─── DATA EXTRACT ───

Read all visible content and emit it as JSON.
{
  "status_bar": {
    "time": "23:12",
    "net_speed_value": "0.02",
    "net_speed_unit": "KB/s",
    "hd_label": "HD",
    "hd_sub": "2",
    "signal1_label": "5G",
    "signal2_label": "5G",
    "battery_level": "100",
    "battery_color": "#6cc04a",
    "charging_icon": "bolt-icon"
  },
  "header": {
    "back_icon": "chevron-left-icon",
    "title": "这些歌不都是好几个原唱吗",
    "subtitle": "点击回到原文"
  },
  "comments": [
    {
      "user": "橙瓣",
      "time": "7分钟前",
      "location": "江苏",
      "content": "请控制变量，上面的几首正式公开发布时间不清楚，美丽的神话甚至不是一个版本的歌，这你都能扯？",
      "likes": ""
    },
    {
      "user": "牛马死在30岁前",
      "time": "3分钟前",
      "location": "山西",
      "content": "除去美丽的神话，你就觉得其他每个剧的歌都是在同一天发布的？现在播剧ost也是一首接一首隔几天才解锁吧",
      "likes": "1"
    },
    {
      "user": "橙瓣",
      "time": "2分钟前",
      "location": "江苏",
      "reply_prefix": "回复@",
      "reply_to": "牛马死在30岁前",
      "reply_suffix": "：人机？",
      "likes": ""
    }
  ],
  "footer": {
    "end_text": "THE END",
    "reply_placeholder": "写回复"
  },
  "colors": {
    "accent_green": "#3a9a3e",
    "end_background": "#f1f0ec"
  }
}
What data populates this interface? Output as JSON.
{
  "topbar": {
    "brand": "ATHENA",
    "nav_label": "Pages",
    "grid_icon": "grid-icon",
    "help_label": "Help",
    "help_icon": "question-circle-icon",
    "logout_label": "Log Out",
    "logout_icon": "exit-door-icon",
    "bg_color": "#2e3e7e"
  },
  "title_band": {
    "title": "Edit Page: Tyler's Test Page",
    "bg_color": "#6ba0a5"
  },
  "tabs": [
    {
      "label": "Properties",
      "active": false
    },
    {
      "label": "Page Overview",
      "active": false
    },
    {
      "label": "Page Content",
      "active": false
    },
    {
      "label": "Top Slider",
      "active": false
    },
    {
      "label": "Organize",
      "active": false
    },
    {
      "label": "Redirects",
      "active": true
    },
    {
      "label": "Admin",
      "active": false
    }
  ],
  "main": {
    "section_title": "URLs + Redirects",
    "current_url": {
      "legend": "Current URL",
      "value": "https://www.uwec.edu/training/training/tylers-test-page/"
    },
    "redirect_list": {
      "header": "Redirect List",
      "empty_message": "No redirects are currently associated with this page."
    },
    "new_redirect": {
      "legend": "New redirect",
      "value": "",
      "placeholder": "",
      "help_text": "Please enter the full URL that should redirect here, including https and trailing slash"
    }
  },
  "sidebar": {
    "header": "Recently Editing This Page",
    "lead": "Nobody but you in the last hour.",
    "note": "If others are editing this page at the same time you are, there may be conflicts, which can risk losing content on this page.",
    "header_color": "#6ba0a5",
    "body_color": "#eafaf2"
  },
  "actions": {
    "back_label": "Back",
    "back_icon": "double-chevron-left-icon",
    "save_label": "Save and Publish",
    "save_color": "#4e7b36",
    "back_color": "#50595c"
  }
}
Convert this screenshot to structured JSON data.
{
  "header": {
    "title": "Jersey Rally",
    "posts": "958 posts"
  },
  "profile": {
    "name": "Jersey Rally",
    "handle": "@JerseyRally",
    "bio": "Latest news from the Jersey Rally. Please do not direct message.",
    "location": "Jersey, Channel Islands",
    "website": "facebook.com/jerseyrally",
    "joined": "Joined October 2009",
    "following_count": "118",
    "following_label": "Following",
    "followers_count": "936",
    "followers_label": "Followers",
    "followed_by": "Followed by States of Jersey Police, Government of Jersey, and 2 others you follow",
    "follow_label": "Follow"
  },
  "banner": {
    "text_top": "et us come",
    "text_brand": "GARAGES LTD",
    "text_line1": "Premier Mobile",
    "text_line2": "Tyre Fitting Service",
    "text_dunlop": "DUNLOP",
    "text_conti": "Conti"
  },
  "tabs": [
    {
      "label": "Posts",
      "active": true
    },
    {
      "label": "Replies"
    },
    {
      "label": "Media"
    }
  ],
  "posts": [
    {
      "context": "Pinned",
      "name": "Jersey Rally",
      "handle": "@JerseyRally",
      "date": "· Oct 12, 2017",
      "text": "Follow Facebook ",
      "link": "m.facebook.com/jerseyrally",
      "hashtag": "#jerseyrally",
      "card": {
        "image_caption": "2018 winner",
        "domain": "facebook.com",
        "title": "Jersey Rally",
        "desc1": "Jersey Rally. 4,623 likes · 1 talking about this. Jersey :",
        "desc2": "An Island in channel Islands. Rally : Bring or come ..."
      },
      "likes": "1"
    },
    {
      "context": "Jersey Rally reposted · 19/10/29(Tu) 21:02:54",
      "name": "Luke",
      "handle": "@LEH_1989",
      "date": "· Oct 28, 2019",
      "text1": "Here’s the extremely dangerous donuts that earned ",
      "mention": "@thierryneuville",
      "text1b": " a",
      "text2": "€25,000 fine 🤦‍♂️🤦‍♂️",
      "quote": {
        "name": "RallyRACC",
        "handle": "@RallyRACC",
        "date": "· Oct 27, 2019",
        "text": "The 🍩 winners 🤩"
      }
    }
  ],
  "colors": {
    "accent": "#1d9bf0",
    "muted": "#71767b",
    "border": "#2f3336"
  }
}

───

◆ **EXERCISE PROMPT**
Give the data again, exactly as it stands.

◆ **REPLY**
Read all visible content and emit it as JSON.
{
  "status_bar": {
    "time": "23:12",
    "net_speed_value": "0.02",
    "net_speed_unit": "KB/s",
    "hd_label": "HD",
    "hd_sub": "2",
    "signal1_label": "5G",
    "signal2_label": "5G",
    "battery_level": "100",
    "battery_color": "#6cc04a",
    "charging_icon": "bolt-icon"
  },
  "header": {
    "back_icon": "chevron-left-icon",
    "title": "这些歌不都是好几个原唱吗",
    "subtitle": "点击回到原文"
  },
  "comments": [
    {
      "user": "橙瓣",
      "time": "7分钟前",
      "location": "江苏",
      "content": "请控制变量，上面的几首正式公开发布时间不清楚，美丽的神话甚至不是一个版本的歌，这你都能扯？",
      "likes": ""
    },
    {
      "user": "牛马死在30岁前",
      "time": "3分钟前",
      "location": "山西",
      "content": "除去美丽的神话，你就觉得其他每个剧的歌都是在同一天发布的？现在播剧ost也是一首接一首隔几天才解锁吧",
      "likes": "1"
    },
    {
      "user": "橙瓣",
      "time": "2分钟前",
      "location": "江苏",
      "reply_prefix": "回复@",
      "reply_to": "牛马死在30岁前",
      "reply_suffix": "：人机？",
      "likes": ""
    }
  ],
  "footer": {
    "end_text": "THE END",
    "reply_placeholder": "写回复"
  },
  "colors": {
    "accent_green": "#3a9a3e",
    "end_background": "#f1f0ec"
  }
}
What data populates this interface? Output as JSON.
{
  "topbar": {
    "brand": "ATHENA",
    "nav_label": "Pages",
    "grid_icon": "grid-icon",
    "help_label": "Help",
    "help_icon": "question-circle-icon",
    "logout_label": "Log Out",
    "logout_icon": "exit-door-icon",
    "bg_color": "#2e3e7e"
  },
  "title_band": {
    "title": "Edit Page: Tyler's Test Page",
    "bg_color": "#6ba0a5"
  },
  "tabs": [
    {
      "label": "Properties",
      "active": false
    },
    {
      "label": "Page Overview",
      "active": false
    },
    {
      "label": "Page Content",
      "active": false
    },
    {
      "label": "Top Slider",
      "active": false
    },
    {
      "label": "Organize",
      "active": false
    },
    {
      "label": "Redirects",
      "active": true
    },
    {
      "label": "Admin",
      "active": false
    }
  ],
  "main": {
    "section_title": "URLs + Redirects",
    "current_url": {
      "legend": "Current URL",
      "value": "https://www.uwec.edu/training/training/tylers-test-page/"
    },
    "redirect_list": {
      "header": "Redirect List",
      "empty_message": "No redirects are currently associated with this page."
    },
    "new_redirect": {
      "legend": "New redirect",
      "value": "",
      "placeholder": "",
      "help_text": "Please enter the full URL that should redirect here, including https and trailing slash"
    }
  },
  "sidebar": {
    "header": "Recently Editing This Page",
    "lead": "Nobody but you in the last hour.",
    "note": "If others are editing this page at the same time you are, there may be conflicts, which can risk losing content on this page.",
    "header_color": "#6ba0a5",
    "body_color": "#eafaf2"
  },
  "actions": {
    "back_label": "Back",
    "back_icon": "double-chevron-left-icon",
    "save_label": "Save and Publish",
    "save_color": "#4e7b36",
    "back_color": "#50595c"
  }
}
Convert this screenshot to structured JSON data.
{
  "header": {
    "title": "Jersey Rally",
    "posts": "958 posts"
  },
  "profile": {
    "name": "Jersey Rally",
    "handle": "@JerseyRally",
    "bio": "Latest news from the Jersey Rally. Please do not direct message.",
    "location": "Jersey, Channel Islands",
    "website": "facebook.com/jerseyrally",
    "joined": "Joined October 2009",
    "following_count": "118",
    "following_label": "Following",
    "followers_count": "936",
    "followers_label": "Followers",
    "followed_by": "Followed by States of Jersey Police, Government of Jersey, and 2 others you follow",
    "follow_label": "Follow"
  },
  "banner": {
    "text_top": "et us come",
    "text_brand": "GARAGES LTD",
    "text_line1": "Premier Mobile",
    "text_line2": "Tyre Fitting Service",
    "text_dunlop": "DUNLOP",
    "text_conti": "Conti"
  },
  "tabs": [
    {
      "label": "Posts",
      "active": true
    },
    {
      "label": "Replies"
    },
    {
      "label": "Media"
    }
  ],
  "posts": [
    {
      "context": "Pinned",
      "name": "Jersey Rally",
      "handle": "@JerseyRally",
      "date": "· Oct 12, 2017",
      "text": "Follow Facebook ",
      "link": "m.facebook.com/jerseyrally",
      "hashtag": "#jerseyrally",
      "card": {
        "image_caption": "2018 winner",
        "domain": "facebook.com",
        "title": "Jersey Rally",
        "desc1": "Jersey Rally. 4,623 likes · 1 talking about this. Jersey :",
        "desc2": "An Island in channel Islands. Rally : Bring or come ..."
      },
      "likes": "1"
    },
    {
      "context": "Jersey Rally reposted · 19/10/29(Tu) 21:02:54",
      "name": "Luke",
      "handle": "@LEH_1989",
      "date": "· Oct 28, 2019",
      "text1": "Here’s the extremely dangerous donuts that earned ",
      "mention": "@thierryneuville",
      "text1b": " a",
      "text2": "€25,000 fine 🤦‍♂️🤦‍♂️",
      "quote": {
        "name": "RallyRACC",
        "handle": "@RallyRACC",
        "date": "· Oct 27, 2019",
        "text": "The 🍩 winners 🤩"
      }
    }
  ],
  "colors": {
    "accent": "#1d9bf0",
    "muted": "#71767b",
    "border": "#2f3336"
  }
}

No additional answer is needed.